Required task ::
Each entry that follows is to be retyped exactly. Pictures do not belong in the copy.

Data provided ::
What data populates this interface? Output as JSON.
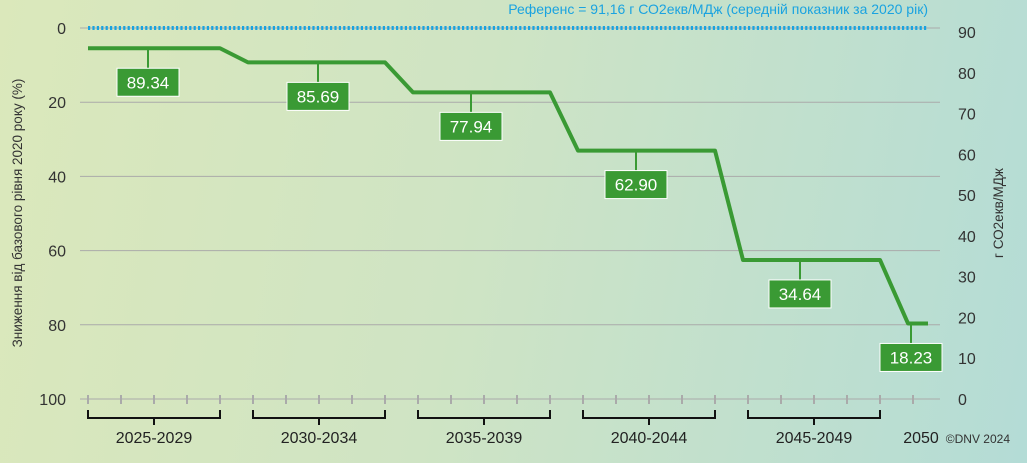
{
  "chart_data": {
    "type": "line",
    "subtype": "step",
    "categories": [
      "2025-2029",
      "2030-2034",
      "2035-2039",
      "2040-2044",
      "2045-2049",
      "2050"
    ],
    "series": [
      {
        "values": [
          89.34,
          85.69,
          77.94,
          62.9,
          34.64,
          18.23
        ],
        "color": "#3a9a34"
      }
    ],
    "data_labels": [
      "89.34",
      "85.69",
      "77.94",
      "62.90",
      "34.64",
      "18.23"
    ],
    "reference": {
      "value": 91.16,
      "label": "Референс = 91,16 г СО2екв/МДж (середній показник за 2020 рік)",
      "color": "#1aa3e0",
      "style": "dotted"
    },
    "ylabel_left": "Зниження від базового рівня 2020 року (%)",
    "ylim_left": [
      0,
      100
    ],
    "yticks_left": [
      "0",
      "20",
      "40",
      "60",
      "80",
      "100"
    ],
    "left_axis_inverted": true,
    "ylabel_right": "г СО2екв/МДж",
    "ylim_right": [
      0,
      90
    ],
    "yticks_right": [
      "0",
      "10",
      "20",
      "30",
      "40",
      "50",
      "60",
      "70",
      "80",
      "90"
    ],
    "grid": true,
    "year_ticks": 26,
    "copyright": "©DNV 2024"
  }
}
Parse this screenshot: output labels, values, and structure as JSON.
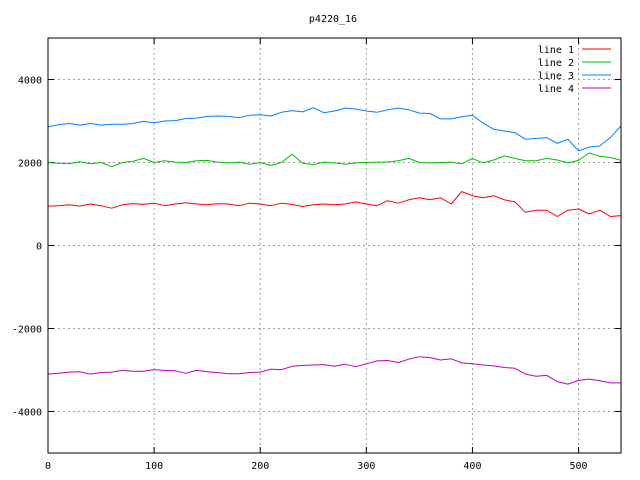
{
  "chart_data": {
    "type": "line",
    "title": "p4220_16",
    "xlabel": "",
    "ylabel": "",
    "xlim": [
      0,
      540
    ],
    "ylim": [
      -5000,
      5000
    ],
    "grid": true,
    "legend_position": "top-right",
    "x_ticks": [
      0,
      100,
      200,
      300,
      400,
      500
    ],
    "y_ticks": [
      -4000,
      -2000,
      0,
      2000,
      4000
    ],
    "x_tick_labels": [
      "0",
      "100",
      "200",
      "300",
      "400",
      "500"
    ],
    "y_tick_labels": [
      "-4000",
      "-2000",
      "0",
      "2000",
      "4000"
    ],
    "x": [
      0,
      10,
      20,
      30,
      40,
      50,
      60,
      70,
      80,
      90,
      100,
      110,
      120,
      130,
      140,
      150,
      160,
      170,
      180,
      190,
      200,
      210,
      220,
      230,
      240,
      250,
      260,
      270,
      280,
      290,
      300,
      310,
      320,
      330,
      340,
      350,
      360,
      370,
      380,
      390,
      400,
      410,
      420,
      430,
      440,
      450,
      460,
      470,
      480,
      490,
      500,
      510,
      520,
      530,
      540
    ],
    "series": [
      {
        "name": "line 1",
        "color": "#ff0000",
        "values": [
          950,
          960,
          980,
          950,
          1000,
          960,
          900,
          980,
          1010,
          990,
          1020,
          960,
          1000,
          1030,
          1000,
          980,
          1010,
          1000,
          960,
          1020,
          1000,
          960,
          1020,
          990,
          940,
          980,
          1000,
          980,
          1000,
          1050,
          1000,
          960,
          1080,
          1020,
          1100,
          1150,
          1100,
          1150,
          1000,
          1300,
          1200,
          1150,
          1200,
          1100,
          1050,
          800,
          850,
          850,
          700,
          850,
          880,
          760,
          850,
          700,
          720
        ]
      },
      {
        "name": "line 2",
        "color": "#00c000",
        "values": [
          2000,
          1980,
          1970,
          2020,
          1970,
          2000,
          1900,
          2000,
          2030,
          2100,
          2000,
          2040,
          2010,
          2000,
          2040,
          2050,
          2010,
          1990,
          2010,
          1960,
          2000,
          1930,
          2000,
          2200,
          1980,
          1950,
          2010,
          1990,
          1960,
          1990,
          2000,
          2010,
          2010,
          2040,
          2100,
          2000,
          1990,
          2000,
          2010,
          1970,
          2100,
          1990,
          2060,
          2160,
          2100,
          2040,
          2040,
          2100,
          2060,
          1990,
          2050,
          2230,
          2150,
          2120,
          2050
        ]
      },
      {
        "name": "line 3",
        "color": "#0080ff",
        "values": [
          2860,
          2910,
          2940,
          2900,
          2940,
          2900,
          2920,
          2920,
          2940,
          2990,
          2960,
          3000,
          3010,
          3060,
          3070,
          3110,
          3120,
          3110,
          3080,
          3140,
          3150,
          3120,
          3210,
          3250,
          3220,
          3320,
          3200,
          3240,
          3310,
          3290,
          3240,
          3210,
          3270,
          3310,
          3270,
          3190,
          3180,
          3050,
          3050,
          3100,
          3140,
          2950,
          2800,
          2760,
          2720,
          2560,
          2580,
          2600,
          2460,
          2560,
          2280,
          2370,
          2400,
          2600,
          2880
        ]
      },
      {
        "name": "line 4",
        "color": "#c000c0",
        "values": [
          -3100,
          -3080,
          -3050,
          -3040,
          -3100,
          -3060,
          -3050,
          -3010,
          -3030,
          -3030,
          -2990,
          -3010,
          -3020,
          -3080,
          -3010,
          -3040,
          -3060,
          -3090,
          -3090,
          -3060,
          -3050,
          -2980,
          -2990,
          -2910,
          -2890,
          -2880,
          -2870,
          -2910,
          -2860,
          -2920,
          -2850,
          -2780,
          -2770,
          -2820,
          -2740,
          -2680,
          -2700,
          -2760,
          -2730,
          -2830,
          -2850,
          -2880,
          -2900,
          -2940,
          -2960,
          -3100,
          -3150,
          -3130,
          -3280,
          -3340,
          -3250,
          -3220,
          -3260,
          -3310,
          -3310
        ]
      }
    ]
  }
}
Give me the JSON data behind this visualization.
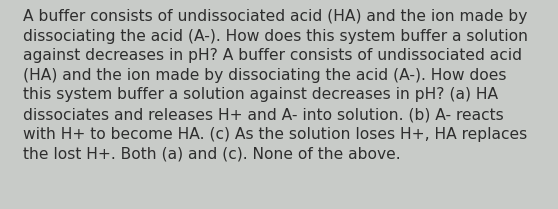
{
  "lines": [
    "A buffer consists of undissociated acid (HA) and the ion made by",
    "dissociating the acid (A-). How does this system buffer a solution",
    "against decreases in pH? A buffer consists of undissociated acid",
    "(HA) and the ion made by dissociating the acid (A-). How does",
    "this system buffer a solution against decreases in pH? (a) HA",
    "dissociates and releases H+ and A- into solution. (b) A- reacts",
    "with H+ to become HA. (c) As the solution loses H+, HA replaces",
    "the lost H+. Both (a) and (c). None of the above."
  ],
  "background_color": "#c8cbc8",
  "text_color": "#2e2e2e",
  "font_size": 11.2,
  "fig_width": 5.58,
  "fig_height": 2.09,
  "dpi": 100
}
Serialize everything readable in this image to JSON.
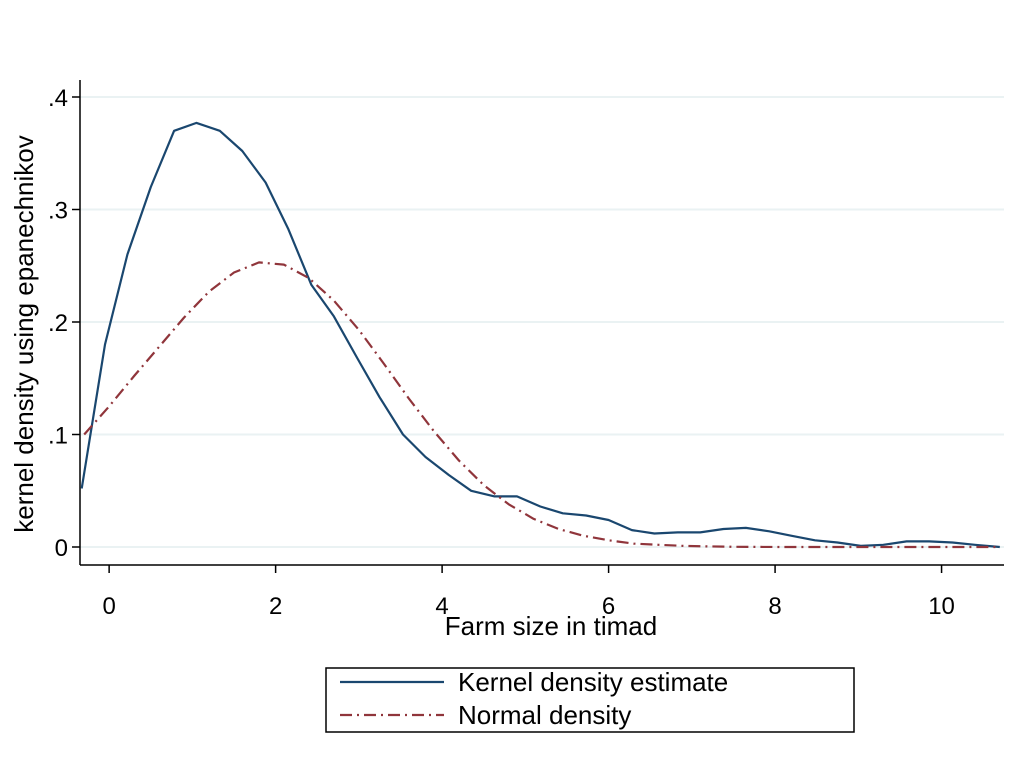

Written response ::
What data populates this interface? Output as JSON.
{
  "chart_data": {
    "type": "line",
    "subtype": "step",
    "categories": [
      "2025-2029",
      "2030-2034",
      "2035-2039",
      "2040-2044",
      "2045-2049",
      "2050"
    ],
    "series": [
      {
        "values": [
          89.34,
          85.69,
          77.94,
          62.9,
          34.64,
          18.23
        ],
        "color": "#3a9a34"
      }
    ],
    "data_labels": [
      "89.34",
      "85.69",
      "77.94",
      "62.90",
      "34.64",
      "18.23"
    ],
    "reference": {
      "value": 91.16,
      "label": "Референс = 91,16 г СО2екв/МДж (середній показник за 2020 рік)",
      "color": "#1aa3e0",
      "style": "dotted"
    },
    "ylabel_left": "Зниження від базового рівня 2020 року (%)",
    "ylim_left": [
      0,
      100
    ],
    "yticks_left": [
      "0",
      "20",
      "40",
      "60",
      "80",
      "100"
    ],
    "left_axis_inverted": true,
    "ylabel_right": "г СО2екв/МДж",
    "ylim_right": [
      0,
      90
    ],
    "yticks_right": [
      "0",
      "10",
      "20",
      "30",
      "40",
      "50",
      "60",
      "70",
      "80",
      "90"
    ],
    "grid": true,
    "year_ticks": 26,
    "copyright": "©DNV 2024"
  }
}
Parse this screenshot: output labels, values, and structure as JSON.
{
  "chart_data": {
    "type": "line",
    "title": "p4220_16",
    "xlabel": "",
    "ylabel": "",
    "xlim": [
      0,
      540
    ],
    "ylim": [
      -5000,
      5000
    ],
    "grid": true,
    "legend_position": "top-right",
    "x_ticks": [
      0,
      100,
      200,
      300,
      400,
      500
    ],
    "y_ticks": [
      -4000,
      -2000,
      0,
      2000,
      4000
    ],
    "x_tick_labels": [
      "0",
      "100",
      "200",
      "300",
      "400",
      "500"
    ],
    "y_tick_labels": [
      "-4000",
      "-2000",
      "0",
      "2000",
      "4000"
    ],
    "x": [
      0,
      10,
      20,
      30,
      40,
      50,
      60,
      70,
      80,
      90,
      100,
      110,
      120,
      130,
      140,
      150,
      160,
      170,
      180,
      190,
      200,
      210,
      220,
      230,
      240,
      250,
      260,
      270,
      280,
      290,
      300,
      310,
      320,
      330,
      340,
      350,
      360,
      370,
      380,
      390,
      400,
      410,
      420,
      430,
      440,
      450,
      460,
      470,
      480,
      490,
      500,
      510,
      520,
      530,
      540
    ],
    "series": [
      {
        "name": "line 1",
        "color": "#ff0000",
        "values": [
          950,
          960,
          980,
          950,
          1000,
          960,
          900,
          980,
          1010,
          990,
          1020,
          960,
          1000,
          1030,
          1000,
          980,
          1010,
          1000,
          960,
          1020,
          1000,
          960,
          1020,
          990,
          940,
          980,
          1000,
          980,
          1000,
          1050,
          1000,
          960,
          1080,
          1020,
          1100,
          1150,
          1100,
          1150,
          1000,
          1300,
          1200,
          1150,
          1200,
          1100,
          1050,
          800,
          850,
          850,
          700,
          850,
          880,
          760,
          850,
          700,
          720
        ]
      },
      {
        "name": "line 2",
        "color": "#00c000",
        "values": [
          2000,
          1980,
          1970,
          2020,
          1970,
          2000,
          1900,
          2000,
          2030,
          2100,
          2000,
          2040,
          2010,
          2000,
          2040,
          2050,
          2010,
          1990,
          2010,
          1960,
          2000,
          1930,
          2000,
          2200,
          1980,
          1950,
          2010,
          1990,
          1960,
          1990,
          2000,
          2010,
          2010,
          2040,
          2100,
          2000,
          1990,
          2000,
          2010,
          1970,
          2100,
          1990,
          2060,
          2160,
          2100,
          2040,
          2040,
          2100,
          2060,
          1990,
          2050,
          2230,
          2150,
          2120,
          2050
        ]
      },
      {
        "name": "line 3",
        "color": "#0080ff",
        "values": [
          2860,
          2910,
          2940,
          2900,
          2940,
          2900,
          2920,
          2920,
          2940,
          2990,
          2960,
          3000,
          3010,
          3060,
          3070,
          3110,
          3120,
          3110,
          3080,
          3140,
          3150,
          3120,
          3210,
          3250,
          3220,
          3320,
          3200,
          3240,
          3310,
          3290,
          3240,
          3210,
          3270,
          3310,
          3270,
          3190,
          3180,
          3050,
          3050,
          3100,
          3140,
          2950,
          2800,
          2760,
          2720,
          2560,
          2580,
          2600,
          2460,
          2560,
          2280,
          2370,
          2400,
          2600,
          2880
        ]
      },
      {
        "name": "line 4",
        "color": "#c000c0",
        "values": [
          -3100,
          -3080,
          -3050,
          -3040,
          -3100,
          -3060,
          -3050,
          -3010,
          -3030,
          -3030,
          -2990,
          -3010,
          -3020,
          -3080,
          -3010,
          -3040,
          -3060,
          -3090,
          -3090,
          -3060,
          -3050,
          -2980,
          -2990,
          -2910,
          -2890,
          -2880,
          -2870,
          -2910,
          -2860,
          -2920,
          -2850,
          -2780,
          -2770,
          -2820,
          -2740,
          -2680,
          -2700,
          -2760,
          -2730,
          -2830,
          -2850,
          -2880,
          -2900,
          -2940,
          -2960,
          -3100,
          -3150,
          -3130,
          -3280,
          -3340,
          -3250,
          -3220,
          -3260,
          -3310,
          -3310
        ]
      }
    ]
  }
}
Give me the JSON data behind this visualization.
{
  "lines": [
    "A buffer consists of undissociated acid (HA) and the ion made by",
    "dissociating the acid (A-). How does this system buffer a solution",
    "against decreases in pH? A buffer consists of undissociated acid",
    "(HA) and the ion made by dissociating the acid (A-). How does",
    "this system buffer a solution against decreases in pH? (a) HA",
    "dissociates and releases H+ and A- into solution. (b) A- reacts",
    "with H+ to become HA. (c) As the solution loses H+, HA replaces",
    "the lost H+. Both (a) and (c). None of the above."
  ],
  "background_color": "#c8cbc8",
  "text_color": "#2e2e2e",
  "font_size": 11.2,
  "fig_width": 5.58,
  "fig_height": 2.09,
  "dpi": 100
}
Serialize everything readable in this image to JSON.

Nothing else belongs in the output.